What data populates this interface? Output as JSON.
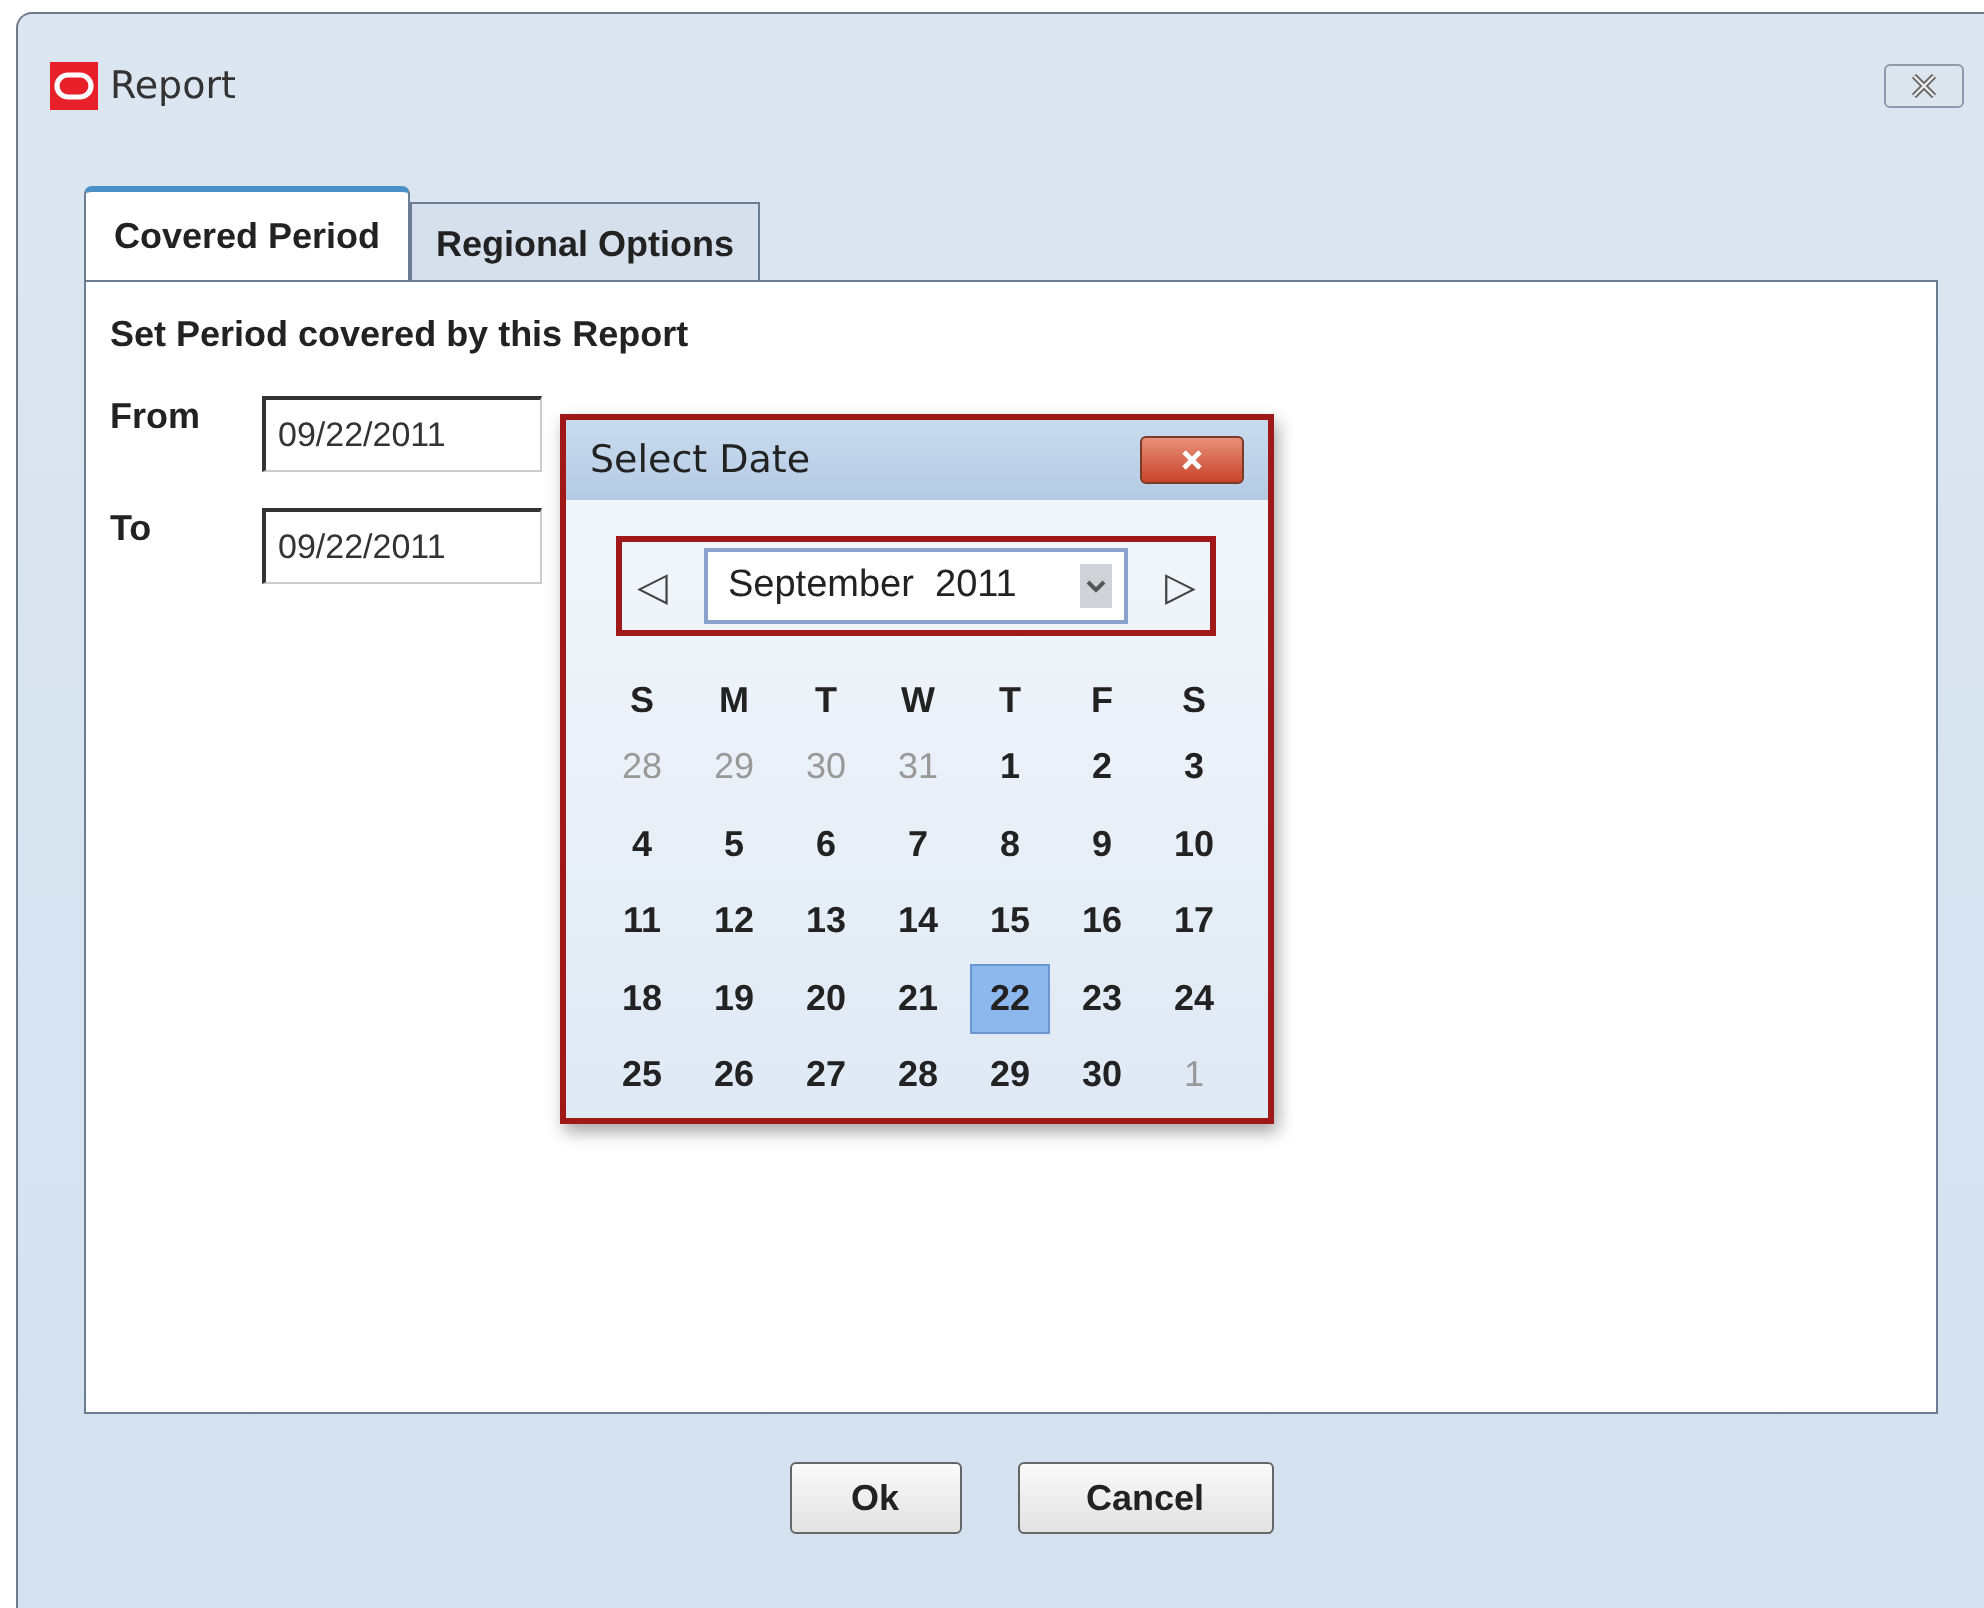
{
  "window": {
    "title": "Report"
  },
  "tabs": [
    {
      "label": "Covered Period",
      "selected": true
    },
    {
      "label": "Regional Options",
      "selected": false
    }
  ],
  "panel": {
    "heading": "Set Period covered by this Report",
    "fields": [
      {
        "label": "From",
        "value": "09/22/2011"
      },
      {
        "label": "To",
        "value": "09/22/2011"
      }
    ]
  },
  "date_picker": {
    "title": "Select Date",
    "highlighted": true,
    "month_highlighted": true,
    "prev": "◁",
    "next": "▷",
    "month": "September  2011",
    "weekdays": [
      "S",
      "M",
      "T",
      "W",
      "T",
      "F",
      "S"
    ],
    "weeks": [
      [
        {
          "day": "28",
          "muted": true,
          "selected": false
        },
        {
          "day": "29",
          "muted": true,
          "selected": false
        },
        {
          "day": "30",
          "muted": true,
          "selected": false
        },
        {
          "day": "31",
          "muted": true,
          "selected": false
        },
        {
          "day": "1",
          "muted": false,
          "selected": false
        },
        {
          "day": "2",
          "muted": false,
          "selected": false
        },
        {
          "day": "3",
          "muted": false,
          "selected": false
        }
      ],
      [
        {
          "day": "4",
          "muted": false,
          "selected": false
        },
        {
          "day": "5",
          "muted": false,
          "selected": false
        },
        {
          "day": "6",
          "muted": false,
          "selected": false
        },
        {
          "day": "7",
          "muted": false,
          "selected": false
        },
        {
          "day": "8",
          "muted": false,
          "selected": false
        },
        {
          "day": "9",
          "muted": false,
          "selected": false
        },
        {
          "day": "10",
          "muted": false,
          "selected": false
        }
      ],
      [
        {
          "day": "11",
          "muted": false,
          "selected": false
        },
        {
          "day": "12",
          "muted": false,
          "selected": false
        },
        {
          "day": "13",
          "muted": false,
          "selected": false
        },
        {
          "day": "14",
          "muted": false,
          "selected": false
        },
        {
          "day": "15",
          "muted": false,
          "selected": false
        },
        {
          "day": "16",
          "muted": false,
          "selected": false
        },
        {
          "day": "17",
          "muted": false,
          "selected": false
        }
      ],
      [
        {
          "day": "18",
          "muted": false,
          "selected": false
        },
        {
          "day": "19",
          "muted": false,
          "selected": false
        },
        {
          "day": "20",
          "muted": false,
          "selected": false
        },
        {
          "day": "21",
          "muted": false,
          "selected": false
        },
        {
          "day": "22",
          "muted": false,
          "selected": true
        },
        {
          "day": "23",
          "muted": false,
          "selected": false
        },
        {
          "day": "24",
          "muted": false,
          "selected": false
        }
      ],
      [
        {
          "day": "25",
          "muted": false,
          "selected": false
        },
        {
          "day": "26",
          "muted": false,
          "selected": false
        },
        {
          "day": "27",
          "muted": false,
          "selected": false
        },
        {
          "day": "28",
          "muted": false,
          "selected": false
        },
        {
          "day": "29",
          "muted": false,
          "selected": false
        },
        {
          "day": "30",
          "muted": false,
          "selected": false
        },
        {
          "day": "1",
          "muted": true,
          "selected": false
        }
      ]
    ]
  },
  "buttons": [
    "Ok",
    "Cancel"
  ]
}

________

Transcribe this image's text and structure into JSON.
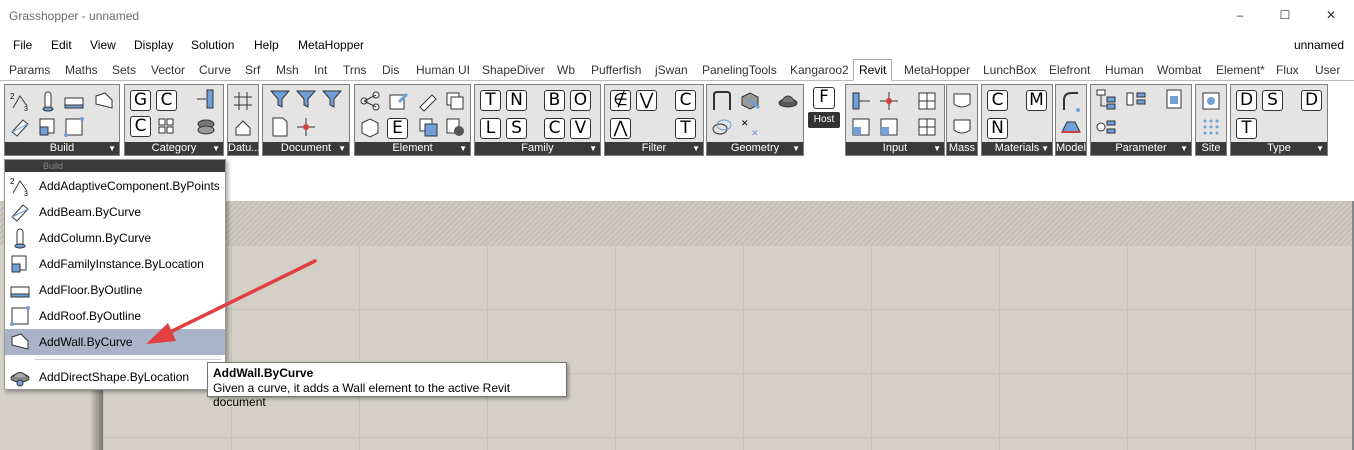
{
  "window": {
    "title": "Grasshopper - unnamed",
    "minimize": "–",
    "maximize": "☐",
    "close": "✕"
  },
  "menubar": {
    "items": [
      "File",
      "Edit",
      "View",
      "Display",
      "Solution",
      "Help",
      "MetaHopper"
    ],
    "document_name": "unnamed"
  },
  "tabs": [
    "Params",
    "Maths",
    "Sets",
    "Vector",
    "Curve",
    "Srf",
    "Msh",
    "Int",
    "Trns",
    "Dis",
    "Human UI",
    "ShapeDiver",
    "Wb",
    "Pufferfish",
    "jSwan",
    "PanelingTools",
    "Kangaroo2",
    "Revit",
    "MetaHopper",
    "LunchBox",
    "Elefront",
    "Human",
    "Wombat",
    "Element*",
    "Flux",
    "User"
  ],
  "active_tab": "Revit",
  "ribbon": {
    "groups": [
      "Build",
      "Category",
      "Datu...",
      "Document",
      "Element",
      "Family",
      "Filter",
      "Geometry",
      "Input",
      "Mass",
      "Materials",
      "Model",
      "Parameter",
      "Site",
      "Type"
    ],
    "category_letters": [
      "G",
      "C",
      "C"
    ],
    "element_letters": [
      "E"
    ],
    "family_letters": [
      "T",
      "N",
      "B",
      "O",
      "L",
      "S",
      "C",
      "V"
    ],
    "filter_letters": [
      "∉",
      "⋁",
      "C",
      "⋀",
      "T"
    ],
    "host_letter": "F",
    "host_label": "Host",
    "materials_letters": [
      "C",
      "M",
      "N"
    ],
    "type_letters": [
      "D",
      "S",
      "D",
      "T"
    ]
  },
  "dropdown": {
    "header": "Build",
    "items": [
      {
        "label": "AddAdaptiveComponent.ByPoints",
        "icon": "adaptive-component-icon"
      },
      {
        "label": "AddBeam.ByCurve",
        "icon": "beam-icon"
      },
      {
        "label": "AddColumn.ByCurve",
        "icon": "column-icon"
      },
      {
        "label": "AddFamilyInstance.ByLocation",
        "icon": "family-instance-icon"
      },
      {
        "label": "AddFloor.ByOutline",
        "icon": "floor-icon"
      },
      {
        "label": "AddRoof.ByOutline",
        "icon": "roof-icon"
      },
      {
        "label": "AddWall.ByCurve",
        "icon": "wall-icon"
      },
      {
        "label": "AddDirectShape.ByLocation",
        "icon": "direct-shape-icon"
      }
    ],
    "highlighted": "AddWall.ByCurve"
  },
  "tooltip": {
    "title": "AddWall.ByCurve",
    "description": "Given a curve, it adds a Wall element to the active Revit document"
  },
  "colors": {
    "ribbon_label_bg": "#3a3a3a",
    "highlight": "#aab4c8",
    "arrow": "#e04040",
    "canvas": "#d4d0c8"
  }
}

________

» What you should do:
Tally the lines of the preceding listing in which the word "ByLocation" appears; state nothing but the total.

» Answer in full:
2